_DATA ROWS_.
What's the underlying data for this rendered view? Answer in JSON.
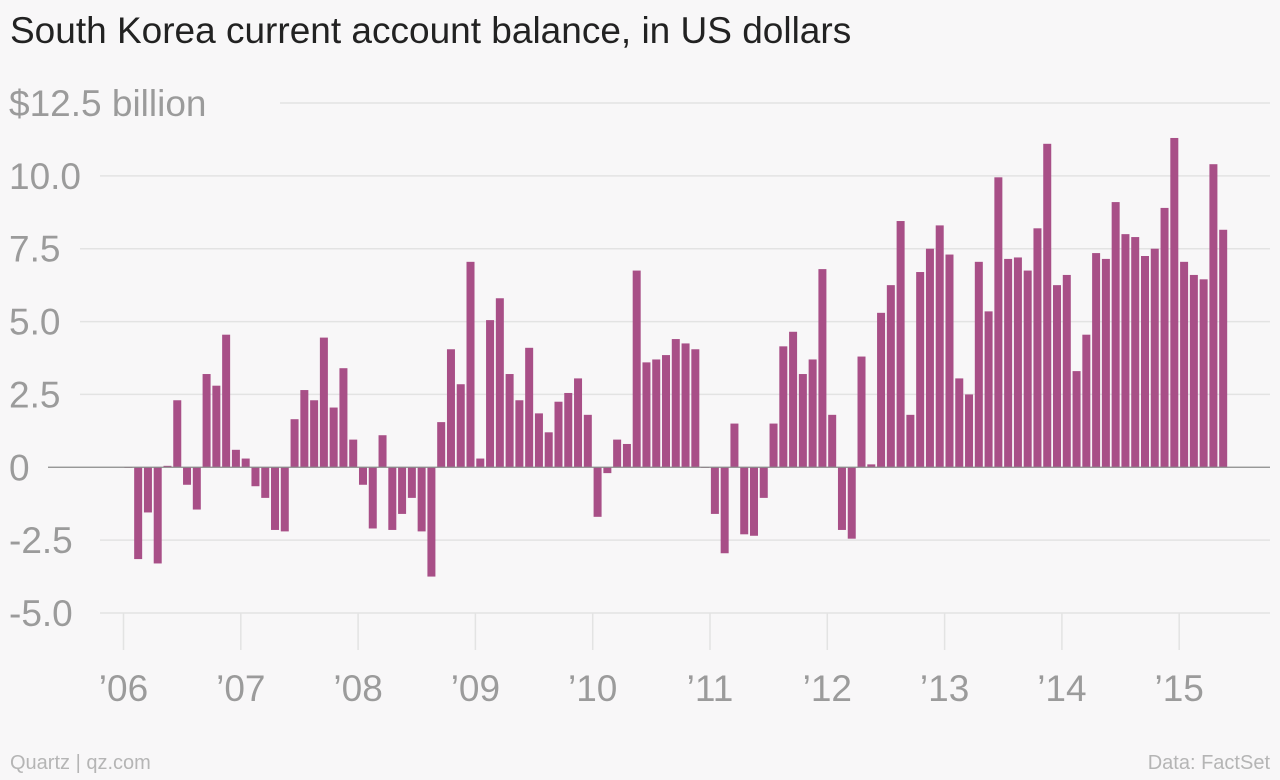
{
  "header": {
    "title": "South Korea current account balance, in US dollars"
  },
  "footer": {
    "source_left": "Quartz | qz.com",
    "source_right": "Data: FactSet"
  },
  "colors": {
    "bar": "#a84f87",
    "grid": "#e3e3e3",
    "zero": "#8a8a8a",
    "tick_text": "#9b9b9b",
    "background": "#f8f7f8"
  },
  "chart_data": {
    "type": "bar",
    "title": "South Korea current account balance, in US dollars",
    "xlabel": "",
    "ylabel": "",
    "ylim": [
      -5.0,
      12.5
    ],
    "y_ticks": [
      12.5,
      10.0,
      7.5,
      5.0,
      2.5,
      0,
      -2.5,
      -5.0
    ],
    "y_tick_labels": [
      "$12.5 billion",
      "10.0",
      "7.5",
      "5.0",
      "2.5",
      "0",
      "-2.5",
      "-5.0"
    ],
    "x_tick_labels": [
      "’06",
      "’07",
      "’08",
      "’09",
      "’10",
      "’11",
      "’12",
      "’13",
      "’14",
      "’15"
    ],
    "grid": true,
    "frequency": "monthly",
    "start": "2006-01",
    "series": [
      {
        "values": [
          0.0,
          -3.15,
          -1.55,
          -3.3,
          0.05,
          2.3,
          -0.6,
          -1.45,
          3.2,
          2.8,
          4.55,
          0.6,
          0.3,
          -0.65,
          -1.05,
          -2.15,
          -2.2,
          1.65,
          2.65,
          2.3,
          4.45,
          2.05,
          3.4,
          0.95,
          -0.6,
          -2.1,
          1.1,
          -2.15,
          -1.6,
          -1.05,
          -2.2,
          -3.75,
          1.55,
          4.05,
          2.85,
          7.05,
          0.3,
          5.05,
          5.8,
          3.2,
          2.3,
          4.1,
          1.85,
          1.2,
          2.25,
          2.55,
          3.05,
          1.8,
          -1.7,
          -0.2,
          0.95,
          0.8,
          6.75,
          3.6,
          3.7,
          3.85,
          4.4,
          4.25,
          4.05,
          0.0,
          -1.6,
          -2.95,
          1.5,
          -2.3,
          -2.35,
          -1.05,
          1.5,
          4.15,
          4.65,
          3.2,
          3.7,
          6.8,
          1.8,
          -2.15,
          -2.45,
          3.8,
          0.1,
          5.3,
          6.25,
          8.45,
          1.8,
          6.7,
          7.5,
          8.3,
          7.3,
          3.05,
          2.5,
          7.05,
          5.35,
          9.95,
          7.15,
          7.2,
          6.75,
          8.2,
          11.1,
          6.25,
          6.6,
          3.3,
          4.55,
          7.35,
          7.15,
          9.1,
          8.0,
          7.9,
          7.25,
          7.5,
          8.9,
          11.3,
          7.05,
          6.6,
          6.45,
          10.4,
          8.15
        ]
      }
    ]
  }
}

_JOB_.
Transcribe the records above exactly, leaving out every picture.

_WRITTEN RESPONSE_.
What's the underlying data for this rendered view? Answer in JSON.
{
  "header": {
    "title": "South Korea current account balance, in US dollars"
  },
  "footer": {
    "source_left": "Quartz | qz.com",
    "source_right": "Data: FactSet"
  },
  "colors": {
    "bar": "#a84f87",
    "grid": "#e3e3e3",
    "zero": "#8a8a8a",
    "tick_text": "#9b9b9b",
    "background": "#f8f7f8"
  },
  "chart_data": {
    "type": "bar",
    "title": "South Korea current account balance, in US dollars",
    "xlabel": "",
    "ylabel": "",
    "ylim": [
      -5.0,
      12.5
    ],
    "y_ticks": [
      12.5,
      10.0,
      7.5,
      5.0,
      2.5,
      0,
      -2.5,
      -5.0
    ],
    "y_tick_labels": [
      "$12.5 billion",
      "10.0",
      "7.5",
      "5.0",
      "2.5",
      "0",
      "-2.5",
      "-5.0"
    ],
    "x_tick_labels": [
      "’06",
      "’07",
      "’08",
      "’09",
      "’10",
      "’11",
      "’12",
      "’13",
      "’14",
      "’15"
    ],
    "grid": true,
    "frequency": "monthly",
    "start": "2006-01",
    "series": [
      {
        "values": [
          0.0,
          -3.15,
          -1.55,
          -3.3,
          0.05,
          2.3,
          -0.6,
          -1.45,
          3.2,
          2.8,
          4.55,
          0.6,
          0.3,
          -0.65,
          -1.05,
          -2.15,
          -2.2,
          1.65,
          2.65,
          2.3,
          4.45,
          2.05,
          3.4,
          0.95,
          -0.6,
          -2.1,
          1.1,
          -2.15,
          -1.6,
          -1.05,
          -2.2,
          -3.75,
          1.55,
          4.05,
          2.85,
          7.05,
          0.3,
          5.05,
          5.8,
          3.2,
          2.3,
          4.1,
          1.85,
          1.2,
          2.25,
          2.55,
          3.05,
          1.8,
          -1.7,
          -0.2,
          0.95,
          0.8,
          6.75,
          3.6,
          3.7,
          3.85,
          4.4,
          4.25,
          4.05,
          0.0,
          -1.6,
          -2.95,
          1.5,
          -2.3,
          -2.35,
          -1.05,
          1.5,
          4.15,
          4.65,
          3.2,
          3.7,
          6.8,
          1.8,
          -2.15,
          -2.45,
          3.8,
          0.1,
          5.3,
          6.25,
          8.45,
          1.8,
          6.7,
          7.5,
          8.3,
          7.3,
          3.05,
          2.5,
          7.05,
          5.35,
          9.95,
          7.15,
          7.2,
          6.75,
          8.2,
          11.1,
          6.25,
          6.6,
          3.3,
          4.55,
          7.35,
          7.15,
          9.1,
          8.0,
          7.9,
          7.25,
          7.5,
          8.9,
          11.3,
          7.05,
          6.6,
          6.45,
          10.4,
          8.15
        ]
      }
    ]
  }
}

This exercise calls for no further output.